## Begin MATERIAL TO PROCESS
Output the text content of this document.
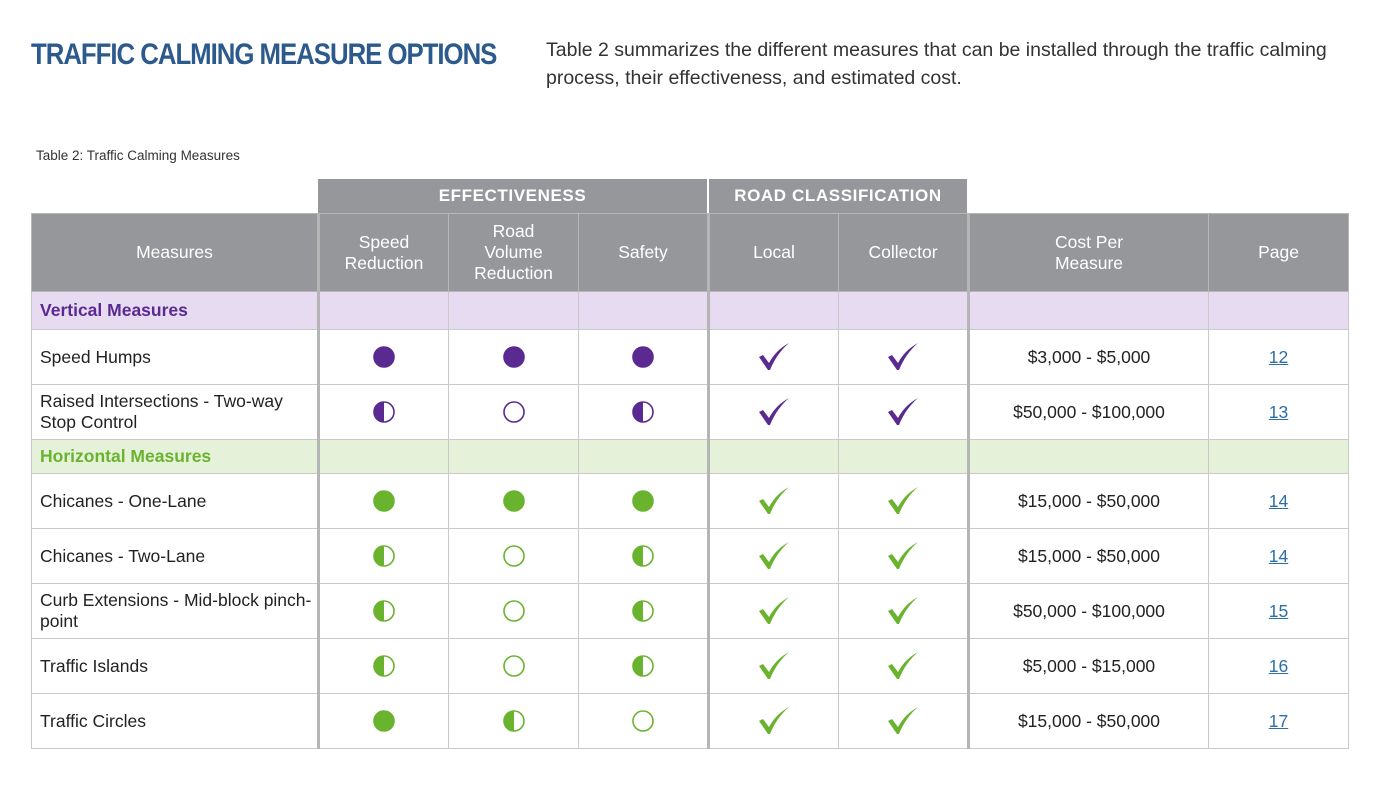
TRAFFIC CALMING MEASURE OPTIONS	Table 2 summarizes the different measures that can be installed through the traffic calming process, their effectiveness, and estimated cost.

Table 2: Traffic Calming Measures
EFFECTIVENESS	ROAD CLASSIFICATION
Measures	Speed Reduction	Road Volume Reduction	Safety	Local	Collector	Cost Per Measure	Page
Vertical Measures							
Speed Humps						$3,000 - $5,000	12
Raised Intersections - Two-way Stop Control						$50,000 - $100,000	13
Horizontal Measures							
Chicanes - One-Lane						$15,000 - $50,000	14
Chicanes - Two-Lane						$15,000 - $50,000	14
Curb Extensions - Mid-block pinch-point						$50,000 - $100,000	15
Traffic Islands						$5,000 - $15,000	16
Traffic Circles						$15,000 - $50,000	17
## End MATERIAL TO PROCESS
## Begin MATERIAL TO PROCESS
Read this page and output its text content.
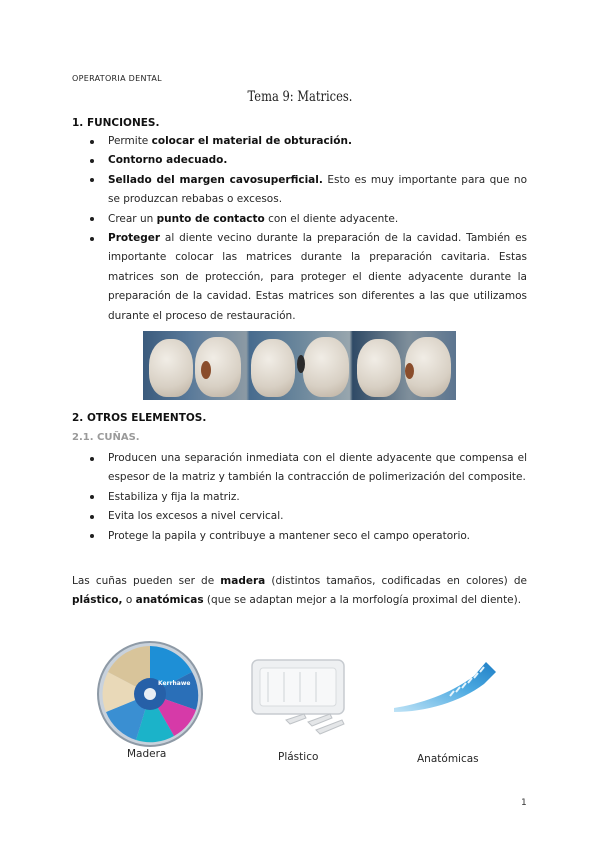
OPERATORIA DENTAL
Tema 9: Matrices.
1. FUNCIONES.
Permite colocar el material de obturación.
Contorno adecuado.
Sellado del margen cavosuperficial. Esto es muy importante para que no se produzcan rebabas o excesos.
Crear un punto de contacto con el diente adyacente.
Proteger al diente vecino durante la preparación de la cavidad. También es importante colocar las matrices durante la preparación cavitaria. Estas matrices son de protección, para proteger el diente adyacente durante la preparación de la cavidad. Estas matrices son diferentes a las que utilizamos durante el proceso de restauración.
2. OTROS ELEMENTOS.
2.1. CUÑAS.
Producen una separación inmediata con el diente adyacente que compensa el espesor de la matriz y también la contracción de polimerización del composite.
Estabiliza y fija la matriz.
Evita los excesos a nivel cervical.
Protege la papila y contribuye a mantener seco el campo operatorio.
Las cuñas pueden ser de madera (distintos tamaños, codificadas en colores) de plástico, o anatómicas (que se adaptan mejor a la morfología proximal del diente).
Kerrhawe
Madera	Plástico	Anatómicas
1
## End MATERIAL TO PROCESS
Gather all lines of the records that include the word "Chicanes".

Chicanes - One-Lane						$15,000 - $50,000	14
Chicanes - Two-Lane						$15,000 - $50,000	14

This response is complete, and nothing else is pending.